• _PETUNJUK LATIHAN_
Bisakah Anda melanjutkan teks tentang toleransi dalam muamalah dengan non-muslim, dimulai tepat setelah kalimat terakhirnya?

Permasalahannya adalah, ketika muamalah dengan non-muslim ini
masuk dalam ranah akidah dan peribadatan, maka banyak orang salah paham. Mereka
mengira bahwa toleransi dalam masalah keikutsertaan acara-acara non-muslim
diperbolehkan dengan tujuan untuk menciptakan kerukunan antar umat beragama.
Padahal toleransi seperti ini di dalam syariat terdapat dalil-dalil yang
melarang, baik itu dari Al-Qur’an, Al-Sunnah, maupun ijma ulama.
Ketika muamalah dengan non-muslim ini masuk dalam ranah akidah
dan peribadatan, maka hal ini bisa dikategorikan dalam hal tolong menolong
dalam dosa yang sudah jelas diharamkan. Allah SWT telah melarang perbuatan
tersebut sebagaimana disebutkan di dalam salah satu ayat (yang artinya), Tolong
menolonglah kamu dalam berbuat kebajikan dan takwa, dan janganlah tolong
menolong dalam dosa dan permusuhan (Qs Al-Ma’idah 2). Dalam memahami ayat ini,
Imam Ibnu Katsir menjelaskan dalam tafsirnya bahwa Allah memerintahkan orang
beriman untuk tolong menolong dalam kebaikan dan meninggalkan kemungkaran.
Allah juga melarang umat Islam saling tolong menolong dalam kebatilan, dosa,
dan sesuatu yang haram. Ritual non-Muslim adalah suatu amalan batil yang
diharamkan oleh Allah SWT yang menjadikan pelakunya berdosa. Oleh karena itu, keikutsertaan
seorang Muslim dalam ritual non-Muslim termasuk dalam kategori tolong menolong
dalam kebatilan, dosa, dan sesuatu yang diharamkan.
Selain itu, keikutsertaan ritual non-muslim dengan alasan
toleransi juga tidak bisa dibenarkan secara syar’i karena seseorang tersebut
tergolong telah mencampuradukkan antara yang hak dan yang batil. Allah
berfirman (yang artinya), Dan janganlah kamu campuradukkan yang hak dengan yang
batil, dan janganlah kamu sembunyikan yang hak itu, sedangkan kamu mengetahui
(Q.S Al-Baqarah: 42). Imam al-Thabari menukil penjelasan Imam Mujahid (murid
Ibnu Abbas) mengenai maksud ayat Dan janganlah kamu campuradukkan yang hak
dengan yang batil adalah mencampuradukkan ajaran Yahudi dan Kristen dengan
Islam.
Adapun toleransi antar umat beragama dalam muamalah duniawi,
Islam menganjurkan umatnya untuk bersikap toleran, tolong-menolong, hidup yang
harmonis, dan dinamis di antara umat manusia tanpa memandang agama, bahasa, dan
ras mereka. Dalam hal ini Allah berfirman (yang artinya), Allah tidak melarang
kamu untuk berbuat baik dan berlaku adil terhadap orang-orang yang tiada
memerangimu karena agama dan tidak (pula) mengusir kamu dari negerimu.

• _BAHAN_
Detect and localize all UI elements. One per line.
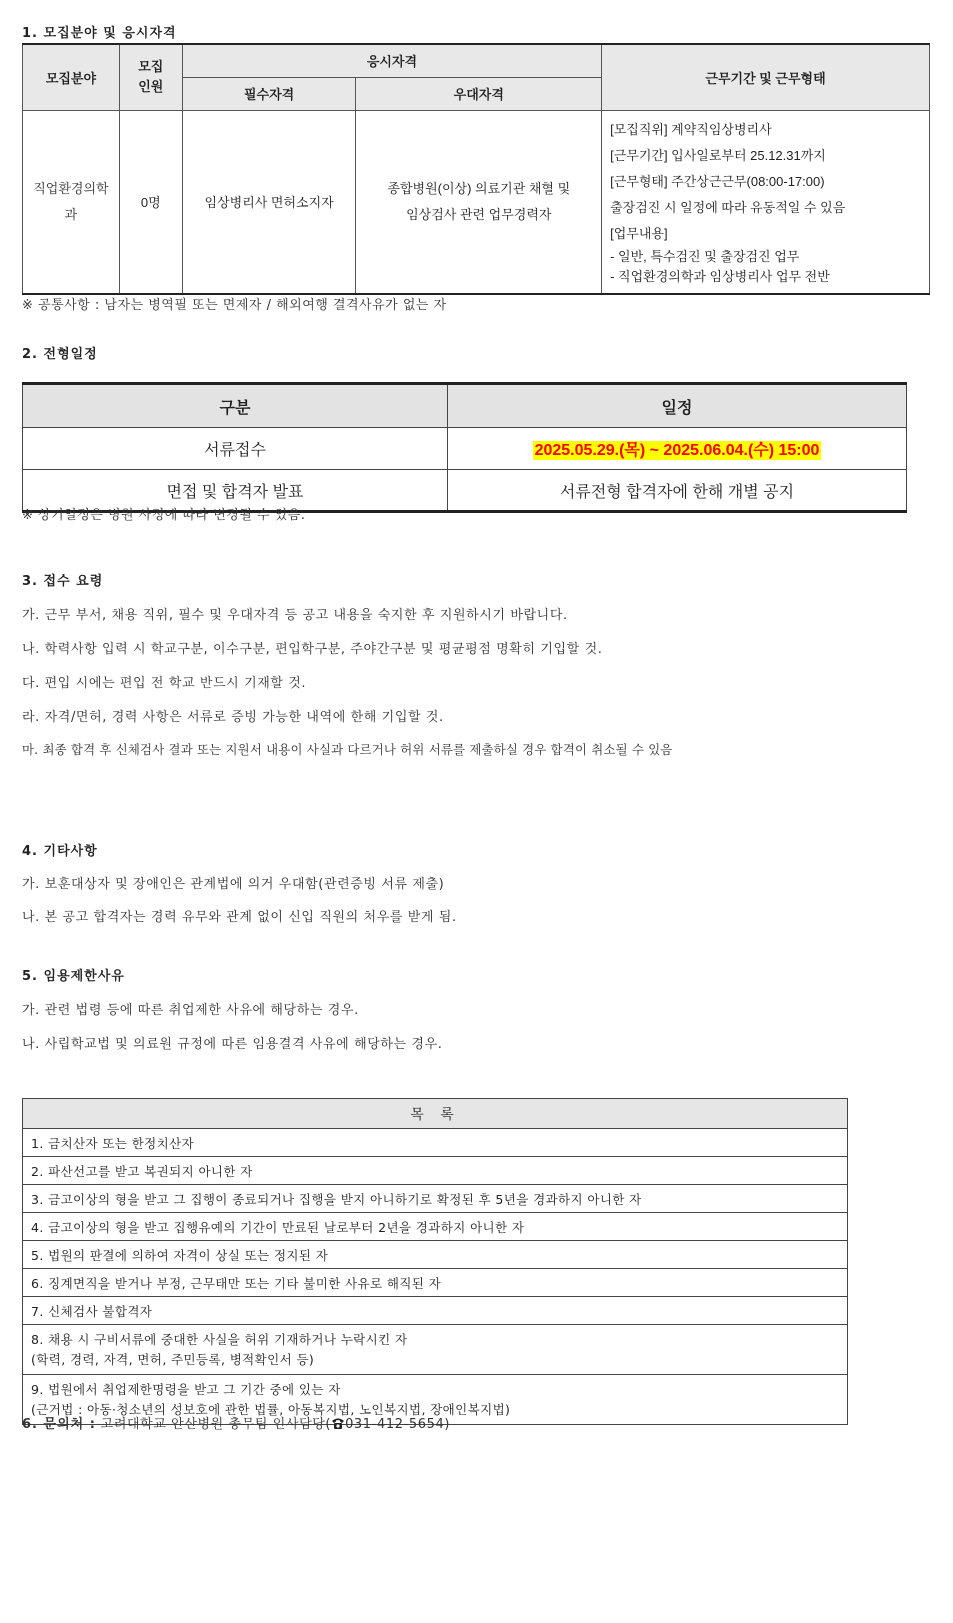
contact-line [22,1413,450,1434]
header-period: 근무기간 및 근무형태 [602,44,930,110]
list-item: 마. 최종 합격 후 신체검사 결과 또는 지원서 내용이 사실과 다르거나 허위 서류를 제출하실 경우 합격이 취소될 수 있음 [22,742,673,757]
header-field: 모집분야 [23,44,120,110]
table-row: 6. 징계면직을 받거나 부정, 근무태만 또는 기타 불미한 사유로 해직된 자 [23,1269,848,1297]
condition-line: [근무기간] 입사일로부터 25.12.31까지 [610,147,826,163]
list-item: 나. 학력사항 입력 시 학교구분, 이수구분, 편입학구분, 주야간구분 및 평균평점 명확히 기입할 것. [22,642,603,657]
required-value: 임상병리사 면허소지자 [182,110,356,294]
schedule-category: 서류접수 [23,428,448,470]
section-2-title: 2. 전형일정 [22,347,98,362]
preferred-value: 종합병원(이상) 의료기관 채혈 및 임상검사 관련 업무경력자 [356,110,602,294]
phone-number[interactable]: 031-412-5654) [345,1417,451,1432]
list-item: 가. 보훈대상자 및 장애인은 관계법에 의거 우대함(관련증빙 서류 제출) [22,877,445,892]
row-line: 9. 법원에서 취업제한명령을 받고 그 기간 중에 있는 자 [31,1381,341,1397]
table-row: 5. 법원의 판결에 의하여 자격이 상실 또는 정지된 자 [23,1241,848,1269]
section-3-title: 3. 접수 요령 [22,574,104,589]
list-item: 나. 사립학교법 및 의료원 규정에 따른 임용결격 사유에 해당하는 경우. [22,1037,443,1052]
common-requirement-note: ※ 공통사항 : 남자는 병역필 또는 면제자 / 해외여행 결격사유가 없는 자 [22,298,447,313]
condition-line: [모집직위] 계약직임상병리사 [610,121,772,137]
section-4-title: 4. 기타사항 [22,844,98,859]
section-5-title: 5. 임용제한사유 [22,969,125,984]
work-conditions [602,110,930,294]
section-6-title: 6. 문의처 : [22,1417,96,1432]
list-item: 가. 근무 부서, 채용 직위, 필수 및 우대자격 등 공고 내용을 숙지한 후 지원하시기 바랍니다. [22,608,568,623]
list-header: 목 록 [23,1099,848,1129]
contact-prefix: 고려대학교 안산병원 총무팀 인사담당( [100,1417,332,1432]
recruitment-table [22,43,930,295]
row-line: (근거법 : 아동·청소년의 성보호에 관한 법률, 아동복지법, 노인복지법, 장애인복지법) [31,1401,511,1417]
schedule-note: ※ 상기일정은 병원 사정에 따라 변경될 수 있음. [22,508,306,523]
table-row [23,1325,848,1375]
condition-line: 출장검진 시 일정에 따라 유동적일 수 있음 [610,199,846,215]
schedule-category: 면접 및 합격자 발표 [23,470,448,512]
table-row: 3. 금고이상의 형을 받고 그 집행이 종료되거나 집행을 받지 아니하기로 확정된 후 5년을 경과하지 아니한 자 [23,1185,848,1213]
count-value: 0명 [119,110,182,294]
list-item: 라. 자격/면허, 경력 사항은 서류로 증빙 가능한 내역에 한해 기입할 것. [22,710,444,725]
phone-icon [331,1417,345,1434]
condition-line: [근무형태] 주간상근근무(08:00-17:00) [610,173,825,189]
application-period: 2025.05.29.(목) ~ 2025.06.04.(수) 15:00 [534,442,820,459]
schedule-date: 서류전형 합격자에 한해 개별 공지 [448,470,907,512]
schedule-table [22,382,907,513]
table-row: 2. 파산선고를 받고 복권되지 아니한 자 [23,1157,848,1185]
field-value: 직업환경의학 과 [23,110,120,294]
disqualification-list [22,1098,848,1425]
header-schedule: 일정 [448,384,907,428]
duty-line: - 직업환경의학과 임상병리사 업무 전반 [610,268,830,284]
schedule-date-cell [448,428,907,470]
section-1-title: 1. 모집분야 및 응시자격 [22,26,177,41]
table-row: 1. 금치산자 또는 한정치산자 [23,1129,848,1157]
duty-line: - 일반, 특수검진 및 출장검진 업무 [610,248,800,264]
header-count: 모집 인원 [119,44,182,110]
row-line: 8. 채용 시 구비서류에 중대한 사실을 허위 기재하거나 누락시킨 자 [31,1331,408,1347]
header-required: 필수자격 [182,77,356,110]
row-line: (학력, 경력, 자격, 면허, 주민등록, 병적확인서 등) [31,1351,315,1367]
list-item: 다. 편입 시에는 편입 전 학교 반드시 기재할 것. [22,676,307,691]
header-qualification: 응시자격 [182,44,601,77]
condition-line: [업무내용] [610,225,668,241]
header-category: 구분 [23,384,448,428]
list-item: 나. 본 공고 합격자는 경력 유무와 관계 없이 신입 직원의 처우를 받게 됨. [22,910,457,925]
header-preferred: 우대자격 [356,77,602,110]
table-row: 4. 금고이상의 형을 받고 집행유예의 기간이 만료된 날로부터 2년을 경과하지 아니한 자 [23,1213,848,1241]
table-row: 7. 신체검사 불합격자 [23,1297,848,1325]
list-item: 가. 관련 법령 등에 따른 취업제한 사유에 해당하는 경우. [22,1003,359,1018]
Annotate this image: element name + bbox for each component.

==

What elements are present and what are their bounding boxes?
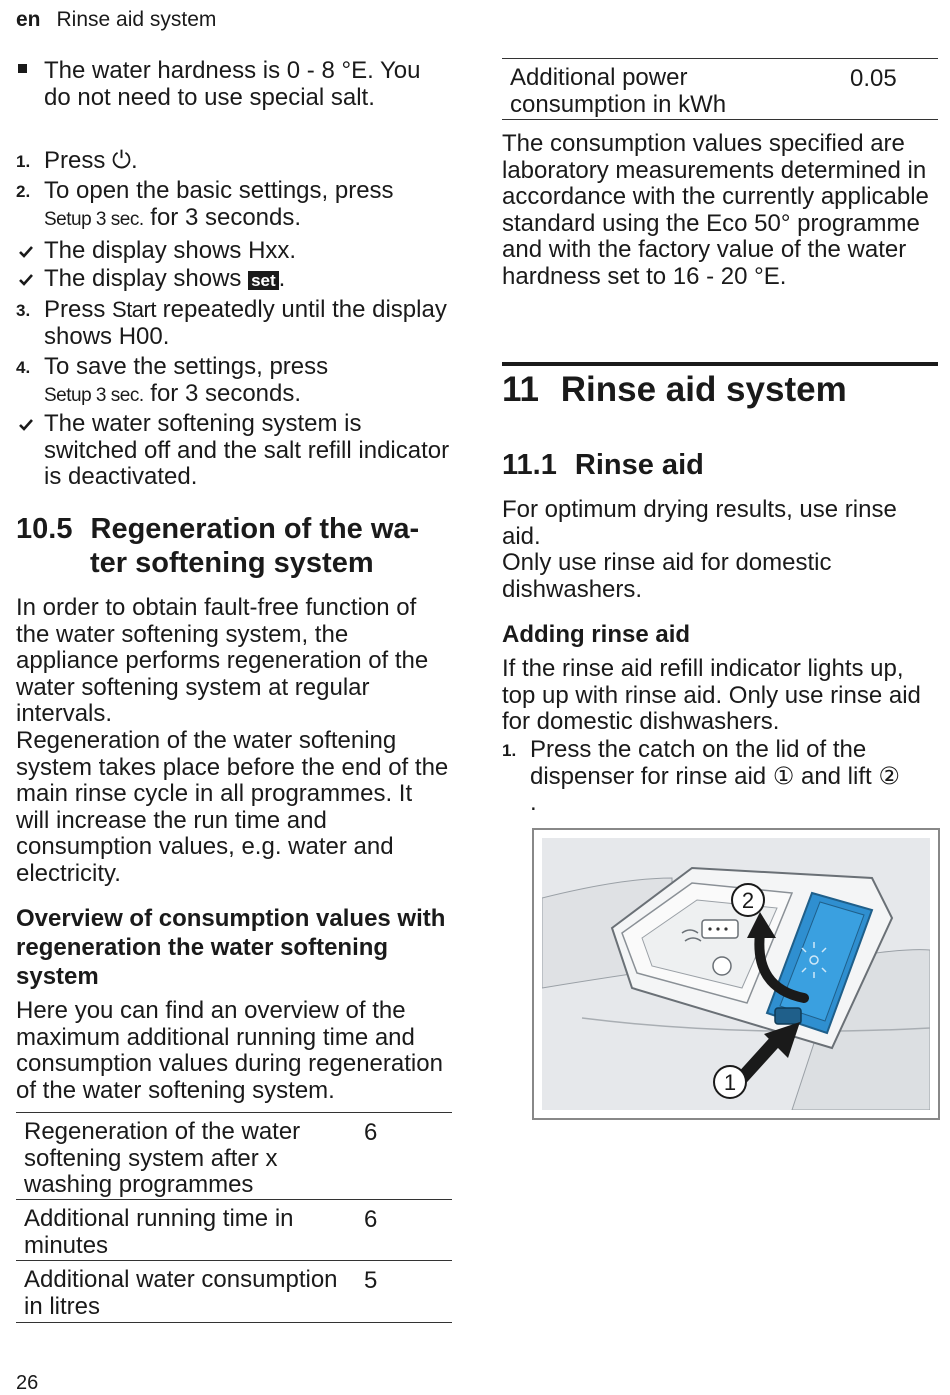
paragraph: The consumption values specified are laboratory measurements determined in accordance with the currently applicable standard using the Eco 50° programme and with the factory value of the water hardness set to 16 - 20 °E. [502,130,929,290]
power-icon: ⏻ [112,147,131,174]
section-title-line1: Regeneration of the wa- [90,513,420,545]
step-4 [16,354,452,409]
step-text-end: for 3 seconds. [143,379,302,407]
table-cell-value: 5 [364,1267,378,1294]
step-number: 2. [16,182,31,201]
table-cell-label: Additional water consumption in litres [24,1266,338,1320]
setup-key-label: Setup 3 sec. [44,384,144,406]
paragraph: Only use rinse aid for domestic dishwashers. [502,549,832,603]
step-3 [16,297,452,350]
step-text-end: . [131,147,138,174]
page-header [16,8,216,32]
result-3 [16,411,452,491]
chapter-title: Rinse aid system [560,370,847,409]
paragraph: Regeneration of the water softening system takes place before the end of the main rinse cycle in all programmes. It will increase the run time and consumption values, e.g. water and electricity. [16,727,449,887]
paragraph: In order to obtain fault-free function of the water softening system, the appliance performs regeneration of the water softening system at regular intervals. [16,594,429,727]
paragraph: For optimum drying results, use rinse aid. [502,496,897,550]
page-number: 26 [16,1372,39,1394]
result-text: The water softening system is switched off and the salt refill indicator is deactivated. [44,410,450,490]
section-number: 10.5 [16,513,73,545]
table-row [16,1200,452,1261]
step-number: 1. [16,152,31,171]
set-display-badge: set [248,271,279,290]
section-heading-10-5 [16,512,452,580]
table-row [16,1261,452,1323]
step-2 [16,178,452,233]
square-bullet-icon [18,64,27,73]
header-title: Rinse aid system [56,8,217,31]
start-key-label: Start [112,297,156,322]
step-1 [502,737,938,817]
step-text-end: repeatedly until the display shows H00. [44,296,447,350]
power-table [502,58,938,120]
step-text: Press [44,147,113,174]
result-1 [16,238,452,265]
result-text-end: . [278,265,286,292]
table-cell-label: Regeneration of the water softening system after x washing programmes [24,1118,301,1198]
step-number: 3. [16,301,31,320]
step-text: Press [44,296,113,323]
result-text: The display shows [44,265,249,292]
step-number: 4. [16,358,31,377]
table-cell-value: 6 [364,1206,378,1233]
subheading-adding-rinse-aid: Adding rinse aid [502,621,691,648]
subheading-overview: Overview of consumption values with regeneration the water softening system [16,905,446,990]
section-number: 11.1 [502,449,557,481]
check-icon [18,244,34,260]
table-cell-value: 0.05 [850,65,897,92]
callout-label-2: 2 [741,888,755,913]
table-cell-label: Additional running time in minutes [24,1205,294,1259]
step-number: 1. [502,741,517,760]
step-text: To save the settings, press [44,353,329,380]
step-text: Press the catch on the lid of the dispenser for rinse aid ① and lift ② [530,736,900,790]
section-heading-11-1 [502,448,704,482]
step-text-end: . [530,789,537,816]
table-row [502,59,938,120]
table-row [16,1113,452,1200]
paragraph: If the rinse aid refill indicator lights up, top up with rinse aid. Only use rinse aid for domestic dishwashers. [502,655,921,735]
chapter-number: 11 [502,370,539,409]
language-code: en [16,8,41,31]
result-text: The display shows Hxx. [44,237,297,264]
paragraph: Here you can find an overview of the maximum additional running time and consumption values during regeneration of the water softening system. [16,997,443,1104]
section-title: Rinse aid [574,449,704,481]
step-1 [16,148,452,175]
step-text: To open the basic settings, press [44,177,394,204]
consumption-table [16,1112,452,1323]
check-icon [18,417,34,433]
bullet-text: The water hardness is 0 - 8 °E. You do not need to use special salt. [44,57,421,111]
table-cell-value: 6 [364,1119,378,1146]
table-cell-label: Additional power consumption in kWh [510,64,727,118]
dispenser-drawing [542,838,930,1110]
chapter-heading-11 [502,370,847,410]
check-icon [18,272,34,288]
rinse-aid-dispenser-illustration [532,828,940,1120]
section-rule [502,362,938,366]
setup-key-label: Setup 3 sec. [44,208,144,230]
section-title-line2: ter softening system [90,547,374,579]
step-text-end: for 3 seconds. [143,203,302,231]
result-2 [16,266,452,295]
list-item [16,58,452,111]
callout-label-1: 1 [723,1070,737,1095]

• _HASIL LATIHAN_
Sesungguhnya Allah menyukai orang-orang yang berlaku adil. Sesungguhnya Allah
hanya melarang kamu menjadikan sebagai kawanmu orang-orang yang memerangimu
karena agama dan mengusir kamu dari negerimu, dan membantu (orang lain) untuk
mengusirmu. Dan barangsiapa menjadikan mereka sebagai kawan, maka mereka itulah
orang-orang yang zalim (QS. Al-Mumtahanah: 8-9).
Banyak
hal yang bisa kita ambil pelajaran dari ayat di atas dalam memahami sikap
toleransi antar umat beragama yang benar dalam Islam. Dalam memahami ayat di
atas, Imam Ibnu Katsir menjelaskan bahwa “Allah tidak melarang kamu untuk
berbuat baik dan berlaku adil terhadap orang-orang yang tiada memerangimu
karena agama dan tidak (pula) mengusir kamu dari negerimu” maksudnya, Dia tidak
melarang kamu berbuat baik kepada orang-orang kafir yang tidak memerangimu
karena masalah agama, seperti berbuat baik dalam masalah perempuan dan orang
lemah.
Selain itu, Imam al-Syaukani (1250 H) dalam Fath al-Qadir
menyatakan bahwa maksud ayat ini adalah Allah tidak melarang berbuat baik
kepada kafir dzimmi, yaitu orang kafir yang mengadakan perjanjian dengan umat
Islam dalam menghindari peperangan dan tidak membantu orang kafir lainnya dalam
memerangi umat Islam. Ayat ini juga menunjukkan bahwa Allah tidak melarang
bersikap adil dalam bermuamalah dengan mereka.
Adapun sebab turunnya ayat ini sebagaimana diriwayatkan oleh
Imam Ahmad bin Hanbal dalam kitabnya al-Musnad dari Abdullah bin Zubair, Ia
berkata: “Qatilah mendatangi putrinya Asma’ binti Abu Bakar. Namun Asma’ enggan
menerima hadiah dan kedatangan perempuan (ibunya) itu ke rumahnya. Karena itu,
Aisyah menanyakan permasalahan tersebut kepada Nabi SAW. Maka Allah menurunkan
surat Al-Mumtahanah ayat 8-9. Oleh karena itu, Nabi memerintahkan Asma’ untuk
menerima hadiah dan kedatangan ibunya ke rumahnya”.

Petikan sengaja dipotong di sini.